▶ SET TASK:
Transcribe every entry word for word, but skip the images.

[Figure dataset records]
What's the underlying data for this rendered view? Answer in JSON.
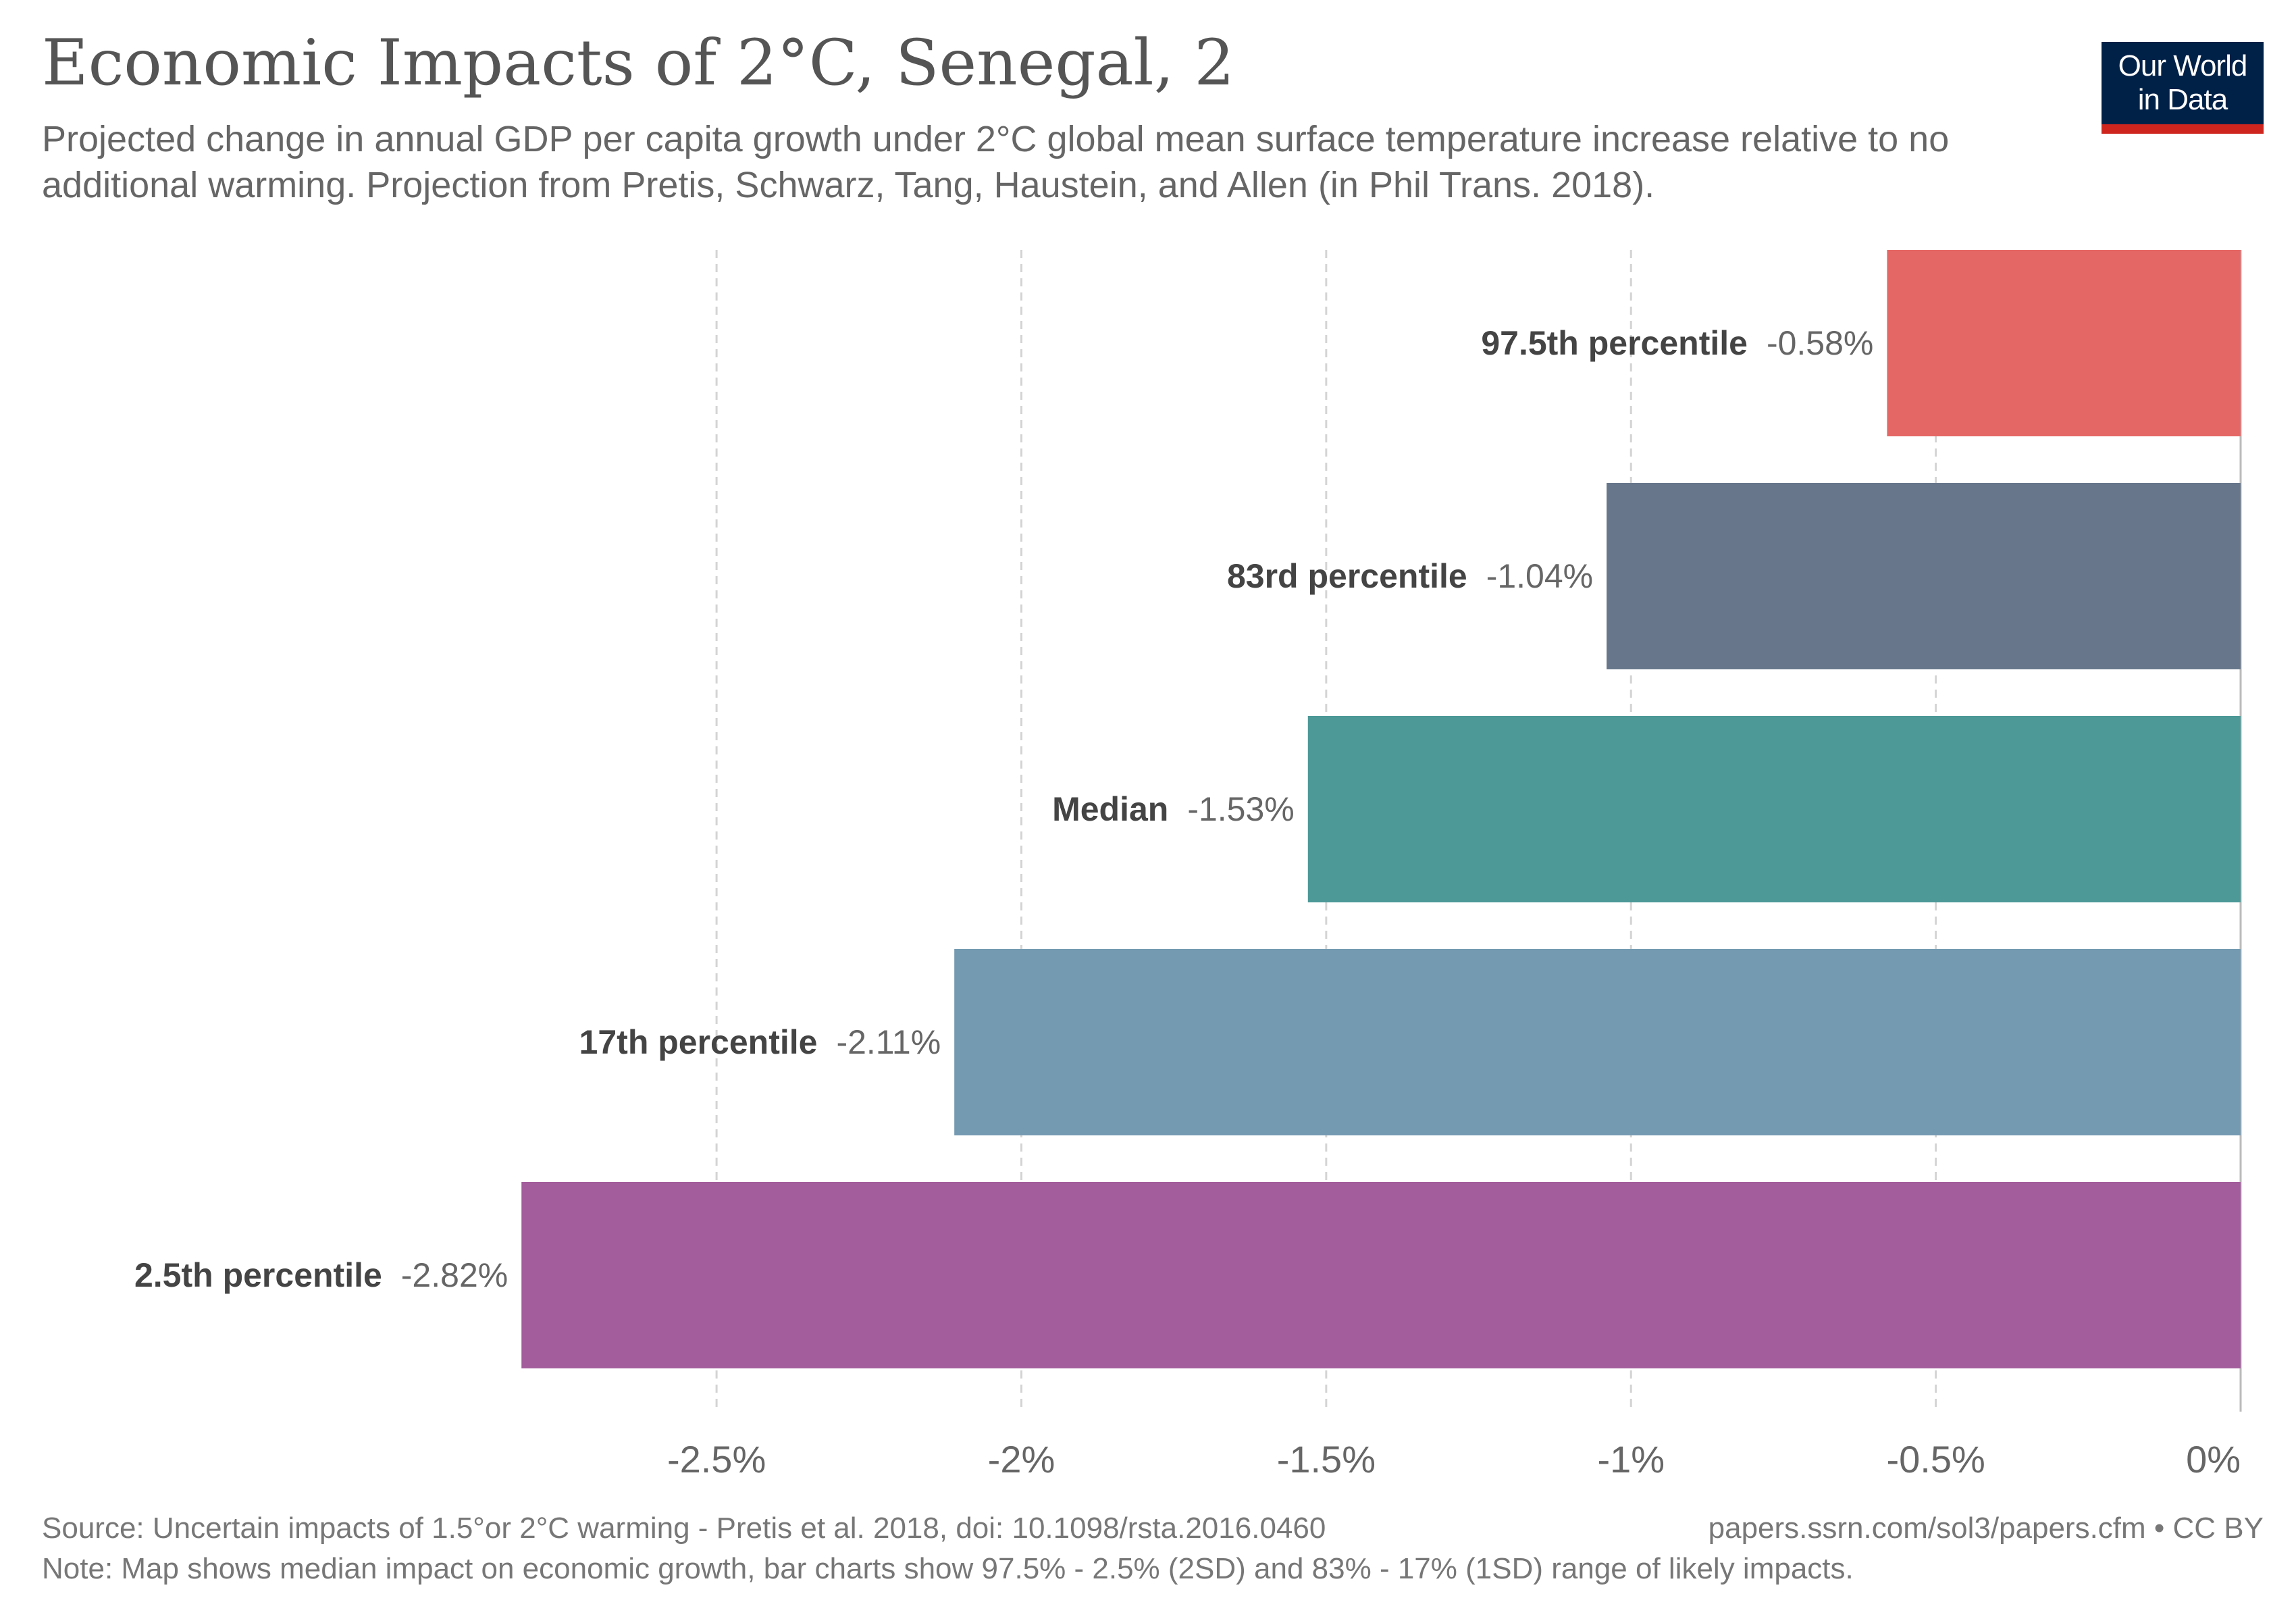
{
  "header": {
    "title": "Economic Impacts of 2°C, Senegal, 2",
    "subtitle": "Projected change in annual GDP per capita growth under 2°C global mean surface temperature increase relative to no additional warming. Projection from Pretis, Schwarz, Tang, Haustein, and Allen (in Phil Trans. 2018)."
  },
  "logo": {
    "line1": "Our World",
    "line2": "in Data",
    "bg_color": "#002147",
    "accent_color": "#ce261e"
  },
  "chart_data": {
    "type": "bar",
    "orientation": "horizontal",
    "categories": [
      "97.5th percentile",
      "83rd percentile",
      "Median",
      "17th percentile",
      "2.5th percentile"
    ],
    "values": [
      -0.58,
      -1.04,
      -1.53,
      -2.11,
      -2.82
    ],
    "value_labels": [
      "-0.58%",
      "-1.04%",
      "-1.53%",
      "-2.11%",
      "-2.82%"
    ],
    "colors": [
      "#e56765",
      "#67768b",
      "#4c9998",
      "#739ab1",
      "#a35d9c"
    ],
    "xlim": [
      -2.9,
      0
    ],
    "xticks": [
      -2.5,
      -2,
      -1.5,
      -1,
      -0.5,
      0
    ],
    "xtick_labels": [
      "-2.5%",
      "-2%",
      "-1.5%",
      "-1%",
      "-0.5%",
      "0%"
    ],
    "grid": true,
    "xlabel": "",
    "ylabel": ""
  },
  "footer": {
    "source": "Source: Uncertain impacts of 1.5°or 2°C warming - Pretis et al. 2018, doi: 10.1098/rsta.2016.0460",
    "url": "papers.ssrn.com/sol3/papers.cfm • CC BY",
    "note": "Note: Map shows median impact on economic growth, bar charts show 97.5% - 2.5% (2SD) and 83% - 17% (1SD) range of likely impacts."
  }
}
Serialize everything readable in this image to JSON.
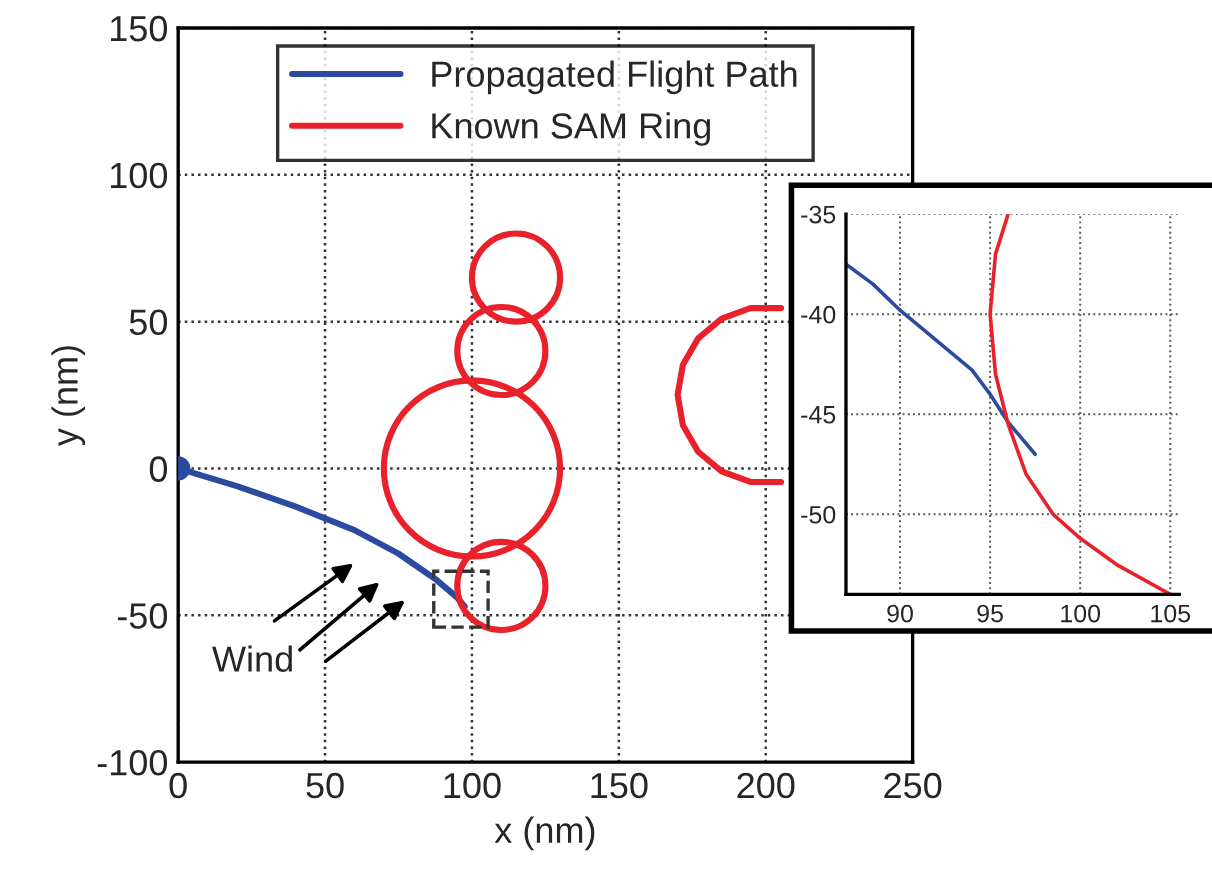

▶ SOLUTION TO THE EXERCISE:
What's the underlying data for this rendered view? Answer in JSON.
{
  "header": {
    "title": "Economic Impacts of 2°C, Senegal, 2",
    "subtitle": "Projected change in annual GDP per capita growth under 2°C global mean surface temperature increase relative to no additional warming. Projection from Pretis, Schwarz, Tang, Haustein, and Allen (in Phil Trans. 2018)."
  },
  "logo": {
    "line1": "Our World",
    "line2": "in Data",
    "bg_color": "#002147",
    "accent_color": "#ce261e"
  },
  "chart_data": {
    "type": "bar",
    "orientation": "horizontal",
    "categories": [
      "97.5th percentile",
      "83rd percentile",
      "Median",
      "17th percentile",
      "2.5th percentile"
    ],
    "values": [
      -0.58,
      -1.04,
      -1.53,
      -2.11,
      -2.82
    ],
    "value_labels": [
      "-0.58%",
      "-1.04%",
      "-1.53%",
      "-2.11%",
      "-2.82%"
    ],
    "colors": [
      "#e56765",
      "#67768b",
      "#4c9998",
      "#739ab1",
      "#a35d9c"
    ],
    "xlim": [
      -2.9,
      0
    ],
    "xticks": [
      -2.5,
      -2,
      -1.5,
      -1,
      -0.5,
      0
    ],
    "xtick_labels": [
      "-2.5%",
      "-2%",
      "-1.5%",
      "-1%",
      "-0.5%",
      "0%"
    ],
    "grid": true,
    "xlabel": "",
    "ylabel": ""
  },
  "footer": {
    "source": "Source: Uncertain impacts of 1.5°or 2°C warming - Pretis et al. 2018, doi: 10.1098/rsta.2016.0460",
    "url": "papers.ssrn.com/sol3/papers.cfm • CC BY",
    "note": "Note: Map shows median impact on economic growth, bar charts show 97.5% - 2.5% (2SD) and 83% - 17% (1SD) range of likely impacts."
  }
}
Serialize everything readable in this image to JSON.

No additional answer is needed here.